(To do): Filter this material down to the lines that hold "from", copying each one.

::: Provided records

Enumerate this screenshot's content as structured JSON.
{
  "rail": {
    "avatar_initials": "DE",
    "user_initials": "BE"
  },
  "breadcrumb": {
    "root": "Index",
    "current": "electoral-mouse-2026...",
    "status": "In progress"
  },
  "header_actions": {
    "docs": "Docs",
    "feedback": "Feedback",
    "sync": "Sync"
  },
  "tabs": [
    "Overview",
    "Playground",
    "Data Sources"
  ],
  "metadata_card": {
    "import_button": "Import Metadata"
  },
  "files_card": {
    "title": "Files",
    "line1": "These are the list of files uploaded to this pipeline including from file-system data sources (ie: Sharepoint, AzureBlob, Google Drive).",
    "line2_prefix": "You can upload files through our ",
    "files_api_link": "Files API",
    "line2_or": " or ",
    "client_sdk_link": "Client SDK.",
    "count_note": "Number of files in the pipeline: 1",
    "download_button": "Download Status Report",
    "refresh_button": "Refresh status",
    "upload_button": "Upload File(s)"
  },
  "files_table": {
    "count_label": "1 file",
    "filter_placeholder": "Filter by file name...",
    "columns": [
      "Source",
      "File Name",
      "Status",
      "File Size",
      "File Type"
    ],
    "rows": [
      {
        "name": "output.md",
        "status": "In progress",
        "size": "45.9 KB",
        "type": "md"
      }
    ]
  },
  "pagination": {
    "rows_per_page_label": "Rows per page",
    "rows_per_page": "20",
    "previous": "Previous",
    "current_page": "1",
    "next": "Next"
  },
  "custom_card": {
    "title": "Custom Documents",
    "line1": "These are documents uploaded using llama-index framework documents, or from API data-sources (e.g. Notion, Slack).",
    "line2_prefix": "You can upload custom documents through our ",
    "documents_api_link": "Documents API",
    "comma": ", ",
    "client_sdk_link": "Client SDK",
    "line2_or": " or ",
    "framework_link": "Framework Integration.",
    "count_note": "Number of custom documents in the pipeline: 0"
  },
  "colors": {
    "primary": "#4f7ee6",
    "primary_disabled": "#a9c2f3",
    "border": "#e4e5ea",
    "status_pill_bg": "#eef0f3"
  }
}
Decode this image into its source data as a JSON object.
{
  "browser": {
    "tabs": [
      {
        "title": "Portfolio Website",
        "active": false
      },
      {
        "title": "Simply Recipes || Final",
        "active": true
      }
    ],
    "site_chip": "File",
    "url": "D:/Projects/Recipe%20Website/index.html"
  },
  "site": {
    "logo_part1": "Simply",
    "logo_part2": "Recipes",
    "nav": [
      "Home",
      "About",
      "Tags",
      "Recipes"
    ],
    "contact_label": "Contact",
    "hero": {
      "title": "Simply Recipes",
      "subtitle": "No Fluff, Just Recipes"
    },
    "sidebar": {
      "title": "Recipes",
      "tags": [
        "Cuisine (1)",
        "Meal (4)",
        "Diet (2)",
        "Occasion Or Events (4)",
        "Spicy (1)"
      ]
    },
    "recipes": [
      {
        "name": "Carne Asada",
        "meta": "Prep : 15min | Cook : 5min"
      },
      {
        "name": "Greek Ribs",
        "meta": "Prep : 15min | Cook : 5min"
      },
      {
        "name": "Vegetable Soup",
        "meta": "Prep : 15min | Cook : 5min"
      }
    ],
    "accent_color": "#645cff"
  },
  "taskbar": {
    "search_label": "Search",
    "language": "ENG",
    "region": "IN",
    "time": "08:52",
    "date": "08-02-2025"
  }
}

::::::

(Exercise response):
    "line1": "These are the list of files uploaded to this pipeline including from file-system data sources (ie: Sharepoint, AzureBlob, Google Drive).",
    "line1": "These are documents uploaded using llama-index framework documents, or from API data-sources (e.g. Notion, Slack).",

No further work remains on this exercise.